Exercise task
Copy every line of the records below where the word "يقينا" occurs.

Raw data

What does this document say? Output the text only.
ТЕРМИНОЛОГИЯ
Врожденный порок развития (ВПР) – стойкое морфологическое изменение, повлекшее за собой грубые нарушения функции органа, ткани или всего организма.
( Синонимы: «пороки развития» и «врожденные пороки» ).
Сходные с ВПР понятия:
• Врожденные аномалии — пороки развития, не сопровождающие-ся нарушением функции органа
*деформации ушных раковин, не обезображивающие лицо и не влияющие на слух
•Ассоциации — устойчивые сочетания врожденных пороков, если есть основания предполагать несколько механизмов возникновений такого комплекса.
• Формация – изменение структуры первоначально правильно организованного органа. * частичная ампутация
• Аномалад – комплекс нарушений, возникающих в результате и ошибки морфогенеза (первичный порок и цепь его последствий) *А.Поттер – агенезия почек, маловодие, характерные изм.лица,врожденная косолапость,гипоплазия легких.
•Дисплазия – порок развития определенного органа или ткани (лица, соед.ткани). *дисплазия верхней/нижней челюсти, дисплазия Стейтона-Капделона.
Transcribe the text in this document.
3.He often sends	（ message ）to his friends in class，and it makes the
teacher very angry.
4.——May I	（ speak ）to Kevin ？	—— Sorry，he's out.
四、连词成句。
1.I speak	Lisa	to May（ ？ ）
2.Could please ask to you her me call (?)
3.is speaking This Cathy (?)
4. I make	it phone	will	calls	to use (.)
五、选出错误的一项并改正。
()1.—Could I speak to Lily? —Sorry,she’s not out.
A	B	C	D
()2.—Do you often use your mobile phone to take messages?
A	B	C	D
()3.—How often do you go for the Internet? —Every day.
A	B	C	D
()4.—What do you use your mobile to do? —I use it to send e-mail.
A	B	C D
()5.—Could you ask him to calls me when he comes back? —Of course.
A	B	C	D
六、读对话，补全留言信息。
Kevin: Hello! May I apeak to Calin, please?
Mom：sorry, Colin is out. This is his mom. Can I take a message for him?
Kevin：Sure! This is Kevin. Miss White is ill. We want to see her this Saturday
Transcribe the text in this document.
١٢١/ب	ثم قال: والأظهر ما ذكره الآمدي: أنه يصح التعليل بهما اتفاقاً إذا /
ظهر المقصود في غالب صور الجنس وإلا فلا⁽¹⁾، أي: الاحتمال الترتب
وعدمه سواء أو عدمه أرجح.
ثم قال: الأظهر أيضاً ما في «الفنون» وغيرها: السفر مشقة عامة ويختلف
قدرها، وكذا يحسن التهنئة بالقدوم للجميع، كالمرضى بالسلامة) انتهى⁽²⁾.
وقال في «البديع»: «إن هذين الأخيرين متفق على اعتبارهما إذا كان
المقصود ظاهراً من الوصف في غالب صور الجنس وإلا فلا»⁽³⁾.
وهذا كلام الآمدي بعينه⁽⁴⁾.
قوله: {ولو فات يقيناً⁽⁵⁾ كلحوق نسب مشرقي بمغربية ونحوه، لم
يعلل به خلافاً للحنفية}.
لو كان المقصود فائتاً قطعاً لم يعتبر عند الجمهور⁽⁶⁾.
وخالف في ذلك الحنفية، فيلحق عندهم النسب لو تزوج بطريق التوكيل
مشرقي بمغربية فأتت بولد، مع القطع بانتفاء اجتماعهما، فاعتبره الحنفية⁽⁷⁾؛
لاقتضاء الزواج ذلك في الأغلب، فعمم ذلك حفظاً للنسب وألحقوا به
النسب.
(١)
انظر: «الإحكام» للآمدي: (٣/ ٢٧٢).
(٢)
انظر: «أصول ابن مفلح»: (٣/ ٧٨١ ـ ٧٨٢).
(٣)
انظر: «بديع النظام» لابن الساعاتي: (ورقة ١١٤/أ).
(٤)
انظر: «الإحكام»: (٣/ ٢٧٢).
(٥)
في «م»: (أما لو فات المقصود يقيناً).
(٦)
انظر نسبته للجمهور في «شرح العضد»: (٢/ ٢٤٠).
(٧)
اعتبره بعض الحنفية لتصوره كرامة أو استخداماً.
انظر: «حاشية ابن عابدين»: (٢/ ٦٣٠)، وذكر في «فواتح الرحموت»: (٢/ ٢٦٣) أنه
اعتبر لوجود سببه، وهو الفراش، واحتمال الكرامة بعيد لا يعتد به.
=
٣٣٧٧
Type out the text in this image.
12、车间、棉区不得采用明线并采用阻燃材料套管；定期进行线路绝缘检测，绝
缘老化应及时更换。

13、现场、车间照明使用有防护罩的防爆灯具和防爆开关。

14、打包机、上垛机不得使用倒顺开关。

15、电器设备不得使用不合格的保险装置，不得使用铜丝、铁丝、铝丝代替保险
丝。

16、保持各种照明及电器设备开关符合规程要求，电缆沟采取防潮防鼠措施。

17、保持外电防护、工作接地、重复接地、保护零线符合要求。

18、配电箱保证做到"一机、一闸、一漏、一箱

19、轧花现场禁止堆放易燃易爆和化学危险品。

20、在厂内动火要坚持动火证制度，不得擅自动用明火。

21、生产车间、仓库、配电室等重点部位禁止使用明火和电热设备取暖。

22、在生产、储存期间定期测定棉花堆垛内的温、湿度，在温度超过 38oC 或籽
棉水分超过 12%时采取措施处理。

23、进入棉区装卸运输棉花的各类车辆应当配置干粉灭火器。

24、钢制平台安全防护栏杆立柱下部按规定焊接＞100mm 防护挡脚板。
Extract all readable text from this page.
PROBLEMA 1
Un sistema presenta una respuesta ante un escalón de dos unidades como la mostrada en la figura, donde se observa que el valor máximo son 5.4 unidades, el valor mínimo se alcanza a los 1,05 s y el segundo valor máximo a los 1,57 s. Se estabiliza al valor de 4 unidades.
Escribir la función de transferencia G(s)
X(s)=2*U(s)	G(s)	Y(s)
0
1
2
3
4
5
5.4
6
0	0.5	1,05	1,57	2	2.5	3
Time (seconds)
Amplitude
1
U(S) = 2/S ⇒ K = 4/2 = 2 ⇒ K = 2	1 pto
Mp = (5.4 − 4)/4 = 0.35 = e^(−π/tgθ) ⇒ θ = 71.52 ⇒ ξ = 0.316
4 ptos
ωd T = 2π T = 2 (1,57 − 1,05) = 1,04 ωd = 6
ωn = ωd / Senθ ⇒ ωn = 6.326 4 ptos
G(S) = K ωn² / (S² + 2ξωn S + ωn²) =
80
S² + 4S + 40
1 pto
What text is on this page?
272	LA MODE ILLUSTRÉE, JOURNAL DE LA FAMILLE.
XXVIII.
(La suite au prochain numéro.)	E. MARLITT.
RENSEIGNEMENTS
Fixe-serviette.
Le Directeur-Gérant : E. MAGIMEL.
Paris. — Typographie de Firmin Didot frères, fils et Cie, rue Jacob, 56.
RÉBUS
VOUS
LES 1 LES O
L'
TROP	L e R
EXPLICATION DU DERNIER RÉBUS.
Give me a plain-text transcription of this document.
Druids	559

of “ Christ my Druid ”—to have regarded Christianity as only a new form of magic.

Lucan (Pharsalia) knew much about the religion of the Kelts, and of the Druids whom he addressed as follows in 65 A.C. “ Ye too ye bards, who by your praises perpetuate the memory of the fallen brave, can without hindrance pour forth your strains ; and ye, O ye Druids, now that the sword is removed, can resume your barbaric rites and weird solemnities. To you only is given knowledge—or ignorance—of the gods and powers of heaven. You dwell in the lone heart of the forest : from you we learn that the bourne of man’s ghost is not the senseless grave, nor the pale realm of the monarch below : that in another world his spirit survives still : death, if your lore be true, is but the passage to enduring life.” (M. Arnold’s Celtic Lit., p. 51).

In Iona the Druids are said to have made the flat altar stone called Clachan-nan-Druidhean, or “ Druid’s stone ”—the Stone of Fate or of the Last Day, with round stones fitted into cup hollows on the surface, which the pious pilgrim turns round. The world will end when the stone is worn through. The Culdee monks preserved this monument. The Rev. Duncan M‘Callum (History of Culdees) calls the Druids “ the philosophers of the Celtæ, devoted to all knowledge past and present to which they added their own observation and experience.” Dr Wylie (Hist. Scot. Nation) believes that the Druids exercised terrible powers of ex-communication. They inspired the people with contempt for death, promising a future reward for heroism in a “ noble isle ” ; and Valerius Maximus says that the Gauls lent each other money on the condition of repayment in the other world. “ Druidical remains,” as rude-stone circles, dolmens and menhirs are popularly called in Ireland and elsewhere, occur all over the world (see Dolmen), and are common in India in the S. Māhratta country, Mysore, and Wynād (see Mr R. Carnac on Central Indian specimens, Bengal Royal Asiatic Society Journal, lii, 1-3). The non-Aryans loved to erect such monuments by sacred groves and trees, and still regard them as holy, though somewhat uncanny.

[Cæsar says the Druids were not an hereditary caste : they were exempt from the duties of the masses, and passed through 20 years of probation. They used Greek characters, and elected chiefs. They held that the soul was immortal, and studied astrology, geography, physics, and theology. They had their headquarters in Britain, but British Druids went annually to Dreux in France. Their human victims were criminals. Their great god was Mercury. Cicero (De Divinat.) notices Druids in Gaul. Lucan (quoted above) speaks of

Response
قوله: {ولو فات يقيناً⁽⁵⁾ كلحوق نسب مشرقي بمغربية ونحوه، لم
في «م»: (أما لو فات المقصود يقيناً).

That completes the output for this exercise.